[Dataset excerpt]
════════════════════
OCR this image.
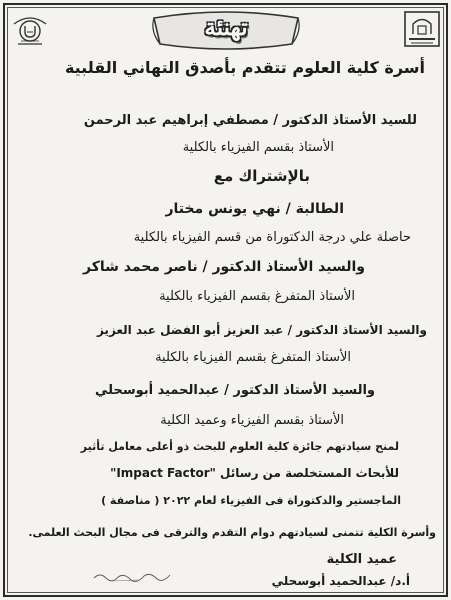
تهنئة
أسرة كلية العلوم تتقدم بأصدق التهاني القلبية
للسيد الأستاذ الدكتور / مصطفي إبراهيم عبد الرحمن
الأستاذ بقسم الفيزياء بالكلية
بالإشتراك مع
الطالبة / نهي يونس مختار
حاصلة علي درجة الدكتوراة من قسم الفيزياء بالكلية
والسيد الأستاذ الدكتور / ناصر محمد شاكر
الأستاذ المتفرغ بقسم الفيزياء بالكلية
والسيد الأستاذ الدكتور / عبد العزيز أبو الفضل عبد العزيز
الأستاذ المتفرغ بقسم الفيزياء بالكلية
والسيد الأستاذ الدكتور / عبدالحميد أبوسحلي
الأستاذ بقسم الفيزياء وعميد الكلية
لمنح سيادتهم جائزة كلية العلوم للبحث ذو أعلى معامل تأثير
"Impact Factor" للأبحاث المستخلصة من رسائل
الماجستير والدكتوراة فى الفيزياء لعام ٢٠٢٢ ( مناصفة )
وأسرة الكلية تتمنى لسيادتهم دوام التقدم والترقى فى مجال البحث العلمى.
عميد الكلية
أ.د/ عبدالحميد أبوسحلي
════════════════════
WRITTEN PROBLEM -
Write out the entries above word for word. Do not include the pictures.

THE OUTPUT -
OCR this image.
تهنئة
أسرة كلية العلوم تتقدم بأصدق التهاني القلبية
للسيد الأستاذ الدكتور / مصطفي إبراهيم عبد الرحمن
الأستاذ بقسم الفيزياء بالكلية
بالإشتراك مع
الطالبة / نهي يونس مختار
حاصلة علي درجة الدكتوراة من قسم الفيزياء بالكلية
والسيد الأستاذ الدكتور / ناصر محمد شاكر
الأستاذ المتفرغ بقسم الفيزياء بالكلية
والسيد الأستاذ الدكتور / عبد العزيز أبو الفضل عبد العزيز
الأستاذ المتفرغ بقسم الفيزياء بالكلية
والسيد الأستاذ الدكتور / عبدالحميد أبوسحلي
الأستاذ بقسم الفيزياء وعميد الكلية
لمنح سيادتهم جائزة كلية العلوم للبحث ذو أعلى معامل تأثير
"Impact Factor" للأبحاث المستخلصة من رسائل
الماجستير والدكتوراة فى الفيزياء لعام ٢٠٢٢ ( مناصفة )
وأسرة الكلية تتمنى لسيادتهم دوام التقدم والترقى فى مجال البحث العلمى.
عميد الكلية
أ.د/ عبدالحميد أبوسحلي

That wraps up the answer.